■ **YOUR TASK**: Copy out all lines from the material that contain the string "this".

■ **RECORDS FOR THE EXERCISE**:
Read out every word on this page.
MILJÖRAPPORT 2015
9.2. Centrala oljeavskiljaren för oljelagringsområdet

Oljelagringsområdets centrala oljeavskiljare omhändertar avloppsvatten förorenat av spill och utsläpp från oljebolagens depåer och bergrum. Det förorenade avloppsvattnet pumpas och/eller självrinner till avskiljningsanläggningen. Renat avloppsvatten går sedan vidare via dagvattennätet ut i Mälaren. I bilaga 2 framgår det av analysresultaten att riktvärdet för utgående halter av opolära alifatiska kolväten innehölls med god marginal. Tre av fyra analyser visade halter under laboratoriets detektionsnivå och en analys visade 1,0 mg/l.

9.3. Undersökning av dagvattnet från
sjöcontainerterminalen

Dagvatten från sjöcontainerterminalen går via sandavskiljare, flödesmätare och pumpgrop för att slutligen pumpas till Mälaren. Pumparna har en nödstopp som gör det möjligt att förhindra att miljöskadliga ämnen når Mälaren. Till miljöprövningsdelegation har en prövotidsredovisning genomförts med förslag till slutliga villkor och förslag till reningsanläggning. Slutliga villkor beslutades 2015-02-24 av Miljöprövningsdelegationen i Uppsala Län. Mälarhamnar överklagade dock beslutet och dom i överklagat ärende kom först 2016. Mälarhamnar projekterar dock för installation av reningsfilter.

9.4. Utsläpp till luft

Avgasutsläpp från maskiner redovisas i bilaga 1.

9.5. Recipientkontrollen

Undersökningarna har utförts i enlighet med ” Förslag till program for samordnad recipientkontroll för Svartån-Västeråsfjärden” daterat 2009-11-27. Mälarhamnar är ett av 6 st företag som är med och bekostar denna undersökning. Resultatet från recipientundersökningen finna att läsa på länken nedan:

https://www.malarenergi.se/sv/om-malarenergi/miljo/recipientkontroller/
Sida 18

...

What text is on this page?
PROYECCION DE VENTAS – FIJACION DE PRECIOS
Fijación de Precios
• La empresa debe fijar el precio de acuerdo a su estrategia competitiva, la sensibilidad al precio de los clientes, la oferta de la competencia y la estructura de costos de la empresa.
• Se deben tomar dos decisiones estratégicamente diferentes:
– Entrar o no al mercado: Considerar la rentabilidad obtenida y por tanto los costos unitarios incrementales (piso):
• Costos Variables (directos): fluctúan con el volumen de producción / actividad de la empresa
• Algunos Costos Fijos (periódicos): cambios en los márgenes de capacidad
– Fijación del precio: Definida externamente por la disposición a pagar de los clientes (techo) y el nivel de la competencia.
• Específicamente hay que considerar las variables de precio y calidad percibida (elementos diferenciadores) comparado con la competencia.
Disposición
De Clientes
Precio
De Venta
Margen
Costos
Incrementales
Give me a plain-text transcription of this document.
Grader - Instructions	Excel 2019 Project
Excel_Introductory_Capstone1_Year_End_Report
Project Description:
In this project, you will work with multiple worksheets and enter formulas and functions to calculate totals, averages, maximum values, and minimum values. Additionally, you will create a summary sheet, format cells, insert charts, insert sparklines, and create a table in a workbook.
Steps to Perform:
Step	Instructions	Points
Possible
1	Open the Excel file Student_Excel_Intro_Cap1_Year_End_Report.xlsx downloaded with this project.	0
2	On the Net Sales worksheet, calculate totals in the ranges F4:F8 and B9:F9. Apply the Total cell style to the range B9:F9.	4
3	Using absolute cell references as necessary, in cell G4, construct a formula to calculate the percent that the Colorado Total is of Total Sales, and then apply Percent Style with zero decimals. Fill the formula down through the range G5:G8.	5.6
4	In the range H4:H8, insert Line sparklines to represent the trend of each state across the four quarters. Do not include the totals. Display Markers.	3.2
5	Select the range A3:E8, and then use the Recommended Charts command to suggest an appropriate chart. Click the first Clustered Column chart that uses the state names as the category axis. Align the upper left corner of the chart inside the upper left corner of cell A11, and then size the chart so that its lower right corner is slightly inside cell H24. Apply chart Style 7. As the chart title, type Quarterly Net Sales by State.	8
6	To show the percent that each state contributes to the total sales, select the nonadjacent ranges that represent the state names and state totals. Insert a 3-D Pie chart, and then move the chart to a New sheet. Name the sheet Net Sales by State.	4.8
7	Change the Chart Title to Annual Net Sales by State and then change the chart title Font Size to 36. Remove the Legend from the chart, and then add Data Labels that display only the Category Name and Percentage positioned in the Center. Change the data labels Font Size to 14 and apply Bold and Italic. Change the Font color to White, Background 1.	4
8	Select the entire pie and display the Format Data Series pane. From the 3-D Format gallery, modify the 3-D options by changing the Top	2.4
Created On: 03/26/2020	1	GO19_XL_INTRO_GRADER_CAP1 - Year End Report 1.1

■ **TASK RESULT**:
Read out every word on this page.
What text is on this page?
Give me a plain-text transcription of this document.
In this project, you will work with multiple worksheets and enter formulas and functions to calculate totals, averages, maximum values, and minimum values. Additionally, you will create a summary sheet, format cells, insert charts, insert sparklines, and create a table in a workbook.
1	Open the Excel file Student_Excel_Intro_Cap1_Year_End_Report.xlsx downloaded with this project.	0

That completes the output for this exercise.